# Document segment start

In the magazine Science [1] there was a brief mention by B. Citra describing a suggestion from Michael Freedman for approaching a proof that hard problems are, indeed, hard. First, think loosely of the idea of a "limit" as the residue of an infinite process. Then, Freedman wanted to "extend the concept of computation to include infinitely large problems, each one a limit of increasingly large, finite instances of the problem. The trick is to define the extension so that a particular criterion holds: Whenever the original computational problem has a polynomial time algorithm, each infinite example has a solution. The hope, then, is that for problems like the Traveling Salesman Problem [which is NP complete], there will be infinitely large examples without solution." Freedman then wanted to find out how to mathematically define the notion of "limit" for this case.

# Document segment end
# Information supplied start

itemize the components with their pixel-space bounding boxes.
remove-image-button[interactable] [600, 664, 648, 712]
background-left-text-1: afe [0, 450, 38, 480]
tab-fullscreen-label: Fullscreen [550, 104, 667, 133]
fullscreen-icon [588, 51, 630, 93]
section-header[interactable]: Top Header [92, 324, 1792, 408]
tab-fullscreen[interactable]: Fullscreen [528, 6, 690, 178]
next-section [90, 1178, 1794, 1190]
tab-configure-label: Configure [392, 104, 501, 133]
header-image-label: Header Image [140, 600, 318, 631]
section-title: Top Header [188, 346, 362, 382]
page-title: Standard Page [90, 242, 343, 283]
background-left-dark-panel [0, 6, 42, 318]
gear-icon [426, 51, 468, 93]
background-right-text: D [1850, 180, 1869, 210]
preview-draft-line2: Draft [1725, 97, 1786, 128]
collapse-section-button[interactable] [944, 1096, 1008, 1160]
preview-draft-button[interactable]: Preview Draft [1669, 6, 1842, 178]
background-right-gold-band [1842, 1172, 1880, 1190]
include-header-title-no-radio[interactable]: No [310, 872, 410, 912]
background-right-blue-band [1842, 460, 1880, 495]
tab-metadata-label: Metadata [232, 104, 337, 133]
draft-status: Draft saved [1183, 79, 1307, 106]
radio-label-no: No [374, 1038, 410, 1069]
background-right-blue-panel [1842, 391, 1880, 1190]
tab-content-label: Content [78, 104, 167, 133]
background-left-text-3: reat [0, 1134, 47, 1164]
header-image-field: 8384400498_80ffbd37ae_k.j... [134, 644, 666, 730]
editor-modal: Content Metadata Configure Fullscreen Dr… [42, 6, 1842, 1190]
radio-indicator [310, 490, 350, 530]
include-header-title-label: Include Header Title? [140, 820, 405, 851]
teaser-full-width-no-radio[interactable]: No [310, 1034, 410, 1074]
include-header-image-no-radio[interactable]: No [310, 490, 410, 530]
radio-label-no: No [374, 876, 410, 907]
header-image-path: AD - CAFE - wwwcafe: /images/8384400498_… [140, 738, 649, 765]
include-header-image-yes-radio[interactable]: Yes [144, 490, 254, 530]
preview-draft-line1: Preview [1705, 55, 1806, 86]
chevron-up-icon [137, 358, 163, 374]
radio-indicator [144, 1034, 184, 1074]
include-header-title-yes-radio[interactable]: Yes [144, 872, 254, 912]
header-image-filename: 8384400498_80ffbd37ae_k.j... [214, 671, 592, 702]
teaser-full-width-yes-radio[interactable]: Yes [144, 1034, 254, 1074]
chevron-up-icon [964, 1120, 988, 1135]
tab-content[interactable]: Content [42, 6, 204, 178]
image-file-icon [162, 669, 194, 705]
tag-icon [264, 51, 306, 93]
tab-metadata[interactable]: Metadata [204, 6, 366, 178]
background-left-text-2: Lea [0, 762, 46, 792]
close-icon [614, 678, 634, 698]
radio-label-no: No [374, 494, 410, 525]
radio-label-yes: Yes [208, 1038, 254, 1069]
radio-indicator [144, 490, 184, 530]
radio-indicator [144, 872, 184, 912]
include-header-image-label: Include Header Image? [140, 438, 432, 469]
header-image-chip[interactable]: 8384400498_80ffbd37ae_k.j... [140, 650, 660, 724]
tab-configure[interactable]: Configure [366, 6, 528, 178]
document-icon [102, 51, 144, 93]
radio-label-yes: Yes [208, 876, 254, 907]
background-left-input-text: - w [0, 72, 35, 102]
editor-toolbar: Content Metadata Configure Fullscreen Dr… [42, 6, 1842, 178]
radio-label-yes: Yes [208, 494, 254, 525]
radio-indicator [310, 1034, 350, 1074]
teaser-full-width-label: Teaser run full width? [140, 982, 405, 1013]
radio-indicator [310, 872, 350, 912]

# Information supplied end

= The problem =
Answer these questions about the passage on Michael Freedman's suggestion:
(a) In which magazine did the brief mention appear?
(b) What example is given of an NP complete problem?
(c) What notion did Freedman then want to define mathematically for this case?
The lines above come from a source unrelated to the passage.

= Result =
(a) Science
(b) The Traveling Salesman Problem
(c) The notion of "limit"